**REQUIRED WORK**
Write out all of the data exactly as it appears.

**ENTRIES SUPPLIED**
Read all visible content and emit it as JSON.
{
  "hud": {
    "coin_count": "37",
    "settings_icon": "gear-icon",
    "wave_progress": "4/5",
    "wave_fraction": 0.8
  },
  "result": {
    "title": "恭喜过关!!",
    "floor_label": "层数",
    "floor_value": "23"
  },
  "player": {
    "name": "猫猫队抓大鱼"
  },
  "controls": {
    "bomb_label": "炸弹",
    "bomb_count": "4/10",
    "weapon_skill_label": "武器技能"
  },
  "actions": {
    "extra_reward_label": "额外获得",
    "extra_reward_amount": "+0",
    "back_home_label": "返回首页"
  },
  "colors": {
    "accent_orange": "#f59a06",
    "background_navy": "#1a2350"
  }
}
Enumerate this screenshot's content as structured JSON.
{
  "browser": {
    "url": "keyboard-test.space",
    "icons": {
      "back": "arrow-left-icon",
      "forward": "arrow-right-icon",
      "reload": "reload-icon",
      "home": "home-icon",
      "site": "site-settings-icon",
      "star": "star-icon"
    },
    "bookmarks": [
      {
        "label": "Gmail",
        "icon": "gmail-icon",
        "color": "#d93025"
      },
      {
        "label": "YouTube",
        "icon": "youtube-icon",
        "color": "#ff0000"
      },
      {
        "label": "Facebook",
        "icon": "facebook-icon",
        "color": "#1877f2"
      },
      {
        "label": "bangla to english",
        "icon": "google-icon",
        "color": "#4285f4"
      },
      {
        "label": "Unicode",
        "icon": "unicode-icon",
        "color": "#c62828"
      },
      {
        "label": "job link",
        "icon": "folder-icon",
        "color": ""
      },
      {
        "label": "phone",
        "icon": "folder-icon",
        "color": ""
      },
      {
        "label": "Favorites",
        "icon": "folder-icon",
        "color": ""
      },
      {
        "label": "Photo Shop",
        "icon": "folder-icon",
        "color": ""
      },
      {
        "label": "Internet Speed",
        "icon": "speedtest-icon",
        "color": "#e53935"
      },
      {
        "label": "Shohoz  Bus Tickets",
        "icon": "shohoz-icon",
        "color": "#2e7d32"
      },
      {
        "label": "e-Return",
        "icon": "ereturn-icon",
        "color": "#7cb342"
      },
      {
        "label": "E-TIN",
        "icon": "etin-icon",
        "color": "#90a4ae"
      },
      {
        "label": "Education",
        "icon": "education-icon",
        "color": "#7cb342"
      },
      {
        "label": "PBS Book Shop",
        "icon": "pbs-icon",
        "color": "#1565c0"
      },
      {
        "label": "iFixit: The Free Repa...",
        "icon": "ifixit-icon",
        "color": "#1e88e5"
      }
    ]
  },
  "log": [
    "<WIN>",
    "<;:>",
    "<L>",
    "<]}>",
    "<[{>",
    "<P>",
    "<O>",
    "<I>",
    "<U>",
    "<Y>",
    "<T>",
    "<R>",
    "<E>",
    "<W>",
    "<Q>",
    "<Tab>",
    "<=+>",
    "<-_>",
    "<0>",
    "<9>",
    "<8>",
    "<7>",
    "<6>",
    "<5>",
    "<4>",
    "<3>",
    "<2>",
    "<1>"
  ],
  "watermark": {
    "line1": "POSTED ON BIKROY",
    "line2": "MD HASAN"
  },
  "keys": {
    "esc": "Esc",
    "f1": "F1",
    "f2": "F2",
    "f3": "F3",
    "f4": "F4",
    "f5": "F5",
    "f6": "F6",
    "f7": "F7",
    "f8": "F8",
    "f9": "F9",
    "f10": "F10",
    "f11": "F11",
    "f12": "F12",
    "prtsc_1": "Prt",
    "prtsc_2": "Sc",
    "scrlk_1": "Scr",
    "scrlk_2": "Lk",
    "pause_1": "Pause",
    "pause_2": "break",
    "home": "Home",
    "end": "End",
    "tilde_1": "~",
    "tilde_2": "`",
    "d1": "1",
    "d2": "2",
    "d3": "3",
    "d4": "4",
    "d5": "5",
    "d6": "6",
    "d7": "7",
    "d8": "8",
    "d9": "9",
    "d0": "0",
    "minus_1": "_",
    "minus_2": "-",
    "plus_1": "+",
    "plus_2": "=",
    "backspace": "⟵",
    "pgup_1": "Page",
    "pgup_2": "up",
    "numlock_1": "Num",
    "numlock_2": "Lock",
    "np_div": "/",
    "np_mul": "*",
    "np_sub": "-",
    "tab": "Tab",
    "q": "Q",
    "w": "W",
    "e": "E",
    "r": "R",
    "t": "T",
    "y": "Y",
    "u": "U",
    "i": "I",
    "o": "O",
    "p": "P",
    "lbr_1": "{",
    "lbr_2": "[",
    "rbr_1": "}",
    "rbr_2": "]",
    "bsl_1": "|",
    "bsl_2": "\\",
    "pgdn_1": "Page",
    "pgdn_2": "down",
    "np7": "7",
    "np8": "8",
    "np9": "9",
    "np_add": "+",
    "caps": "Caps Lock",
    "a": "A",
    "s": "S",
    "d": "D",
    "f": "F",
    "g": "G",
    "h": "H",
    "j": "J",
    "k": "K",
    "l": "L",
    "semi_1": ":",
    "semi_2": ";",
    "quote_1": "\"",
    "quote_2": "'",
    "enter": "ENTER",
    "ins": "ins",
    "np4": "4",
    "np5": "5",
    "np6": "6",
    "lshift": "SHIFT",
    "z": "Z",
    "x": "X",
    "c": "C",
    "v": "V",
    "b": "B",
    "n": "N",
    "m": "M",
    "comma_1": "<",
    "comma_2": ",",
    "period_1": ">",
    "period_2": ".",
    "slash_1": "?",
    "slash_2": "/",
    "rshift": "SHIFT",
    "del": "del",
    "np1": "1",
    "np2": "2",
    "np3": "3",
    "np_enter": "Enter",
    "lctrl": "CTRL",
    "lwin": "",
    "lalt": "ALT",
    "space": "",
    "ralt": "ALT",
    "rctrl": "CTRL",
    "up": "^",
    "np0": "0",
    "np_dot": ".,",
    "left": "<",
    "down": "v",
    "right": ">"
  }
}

**RESULT FOR THIS TASK**
Read all visible content and emit it as JSON.
{
  "hud": {
    "coin_count": "37",
    "settings_icon": "gear-icon",
    "wave_progress": "4/5",
    "wave_fraction": 0.8
  },
  "result": {
    "title": "恭喜过关!!",
    "floor_label": "层数",
    "floor_value": "23"
  },
  "player": {
    "name": "猫猫队抓大鱼"
  },
  "controls": {
    "bomb_label": "炸弹",
    "bomb_count": "4/10",
    "weapon_skill_label": "武器技能"
  },
  "actions": {
    "extra_reward_label": "额外获得",
    "extra_reward_amount": "+0",
    "back_home_label": "返回首页"
  },
  "colors": {
    "accent_orange": "#f59a06",
    "background_navy": "#1a2350"
  }
}
Enumerate this screenshot's content as structured JSON.
{
  "browser": {
    "url": "keyboard-test.space",
    "icons": {
      "back": "arrow-left-icon",
      "forward": "arrow-right-icon",
      "reload": "reload-icon",
      "home": "home-icon",
      "site": "site-settings-icon",
      "star": "star-icon"
    },
    "bookmarks": [
      {
        "label": "Gmail",
        "icon": "gmail-icon",
        "color": "#d93025"
      },
      {
        "label": "YouTube",
        "icon": "youtube-icon",
        "color": "#ff0000"
      },
      {
        "label": "Facebook",
        "icon": "facebook-icon",
        "color": "#1877f2"
      },
      {
        "label": "bangla to english",
        "icon": "google-icon",
        "color": "#4285f4"
      },
      {
        "label": "Unicode",
        "icon": "unicode-icon",
        "color": "#c62828"
      },
      {
        "label": "job link",
        "icon": "folder-icon",
        "color": ""
      },
      {
        "label": "phone",
        "icon": "folder-icon",
        "color": ""
      },
      {
        "label": "Favorites",
        "icon": "folder-icon",
        "color": ""
      },
      {
        "label": "Photo Shop",
        "icon": "folder-icon",
        "color": ""
      },
      {
        "label": "Internet Speed",
        "icon": "speedtest-icon",
        "color": "#e53935"
      },
      {
        "label": "Shohoz  Bus Tickets",
        "icon": "shohoz-icon",
        "color": "#2e7d32"
      },
      {
        "label": "e-Return",
        "icon": "ereturn-icon",
        "color": "#7cb342"
      },
      {
        "label": "E-TIN",
        "icon": "etin-icon",
        "color": "#90a4ae"
      },
      {
        "label": "Education",
        "icon": "education-icon",
        "color": "#7cb342"
      },
      {
        "label": "PBS Book Shop",
        "icon": "pbs-icon",
        "color": "#1565c0"
      },
      {
        "label": "iFixit: The Free Repa...",
        "icon": "ifixit-icon",
        "color": "#1e88e5"
      }
    ]
  },
  "log": [
    "<WIN>",
    "<;:>",
    "<L>",
    "<]}>",
    "<[{>",
    "<P>",
    "<O>",
    "<I>",
    "<U>",
    "<Y>",
    "<T>",
    "<R>",
    "<E>",
    "<W>",
    "<Q>",
    "<Tab>",
    "<=+>",
    "<-_>",
    "<0>",
    "<9>",
    "<8>",
    "<7>",
    "<6>",
    "<5>",
    "<4>",
    "<3>",
    "<2>",
    "<1>"
  ],
  "watermark": {
    "line1": "POSTED ON BIKROY",
    "line2": "MD HASAN"
  },
  "keys": {
    "esc": "Esc",
    "f1": "F1",
    "f2": "F2",
    "f3": "F3",
    "f4": "F4",
    "f5": "F5",
    "f6": "F6",
    "f7": "F7",
    "f8": "F8",
    "f9": "F9",
    "f10": "F10",
    "f11": "F11",
    "f12": "F12",
    "prtsc_1": "Prt",
    "prtsc_2": "Sc",
    "scrlk_1": "Scr",
    "scrlk_2": "Lk",
    "pause_1": "Pause",
    "pause_2": "break",
    "home": "Home",
    "end": "End",
    "tilde_1": "~",
    "tilde_2": "`",
    "d1": "1",
    "d2": "2",
    "d3": "3",
    "d4": "4",
    "d5": "5",
    "d6": "6",
    "d7": "7",
    "d8": "8",
    "d9": "9",
    "d0": "0",
    "minus_1": "_",
    "minus_2": "-",
    "plus_1": "+",
    "plus_2": "=",
    "backspace": "⟵",
    "pgup_1": "Page",
    "pgup_2": "up",
    "numlock_1": "Num",
    "numlock_2": "Lock",
    "np_div": "/",
    "np_mul": "*",
    "np_sub": "-",
    "tab": "Tab",
    "q": "Q",
    "w": "W",
    "e": "E",
    "r": "R",
    "t": "T",
    "y": "Y",
    "u": "U",
    "i": "I",
    "o": "O",
    "p": "P",
    "lbr_1": "{",
    "lbr_2": "[",
    "rbr_1": "}",
    "rbr_2": "]",
    "bsl_1": "|",
    "bsl_2": "\\",
    "pgdn_1": "Page",
    "pgdn_2": "down",
    "np7": "7",
    "np8": "8",
    "np9": "9",
    "np_add": "+",
    "caps": "Caps Lock",
    "a": "A",
    "s": "S",
    "d": "D",
    "f": "F",
    "g": "G",
    "h": "H",
    "j": "J",
    "k": "K",
    "l": "L",
    "semi_1": ":",
    "semi_2": ";",
    "quote_1": "\"",
    "quote_2": "'",
    "enter": "ENTER",
    "ins": "ins",
    "np4": "4",
    "np5": "5",
    "np6": "6",
    "lshift": "SHIFT",
    "z": "Z",
    "x": "X",
    "c": "C",
    "v": "V",
    "b": "B",
    "n": "N",
    "m": "M",
    "comma_1": "<",
    "comma_2": ",",
    "period_1": ">",
    "period_2": ".",
    "slash_1": "?",
    "slash_2": "/",
    "rshift": "SHIFT",
    "del": "del",
    "np1": "1",
    "np2": "2",
    "np3": "3",
    "np_enter": "Enter",
    "lctrl": "CTRL",
    "lwin": "",
    "lalt": "ALT",
    "space": "",
    "ralt": "ALT",
    "rctrl": "CTRL",
    "up": "^",
    "np0": "0",
    "np_dot": ".,",
    "left": "<",
    "down": "v",
    "right": ">"
  }
}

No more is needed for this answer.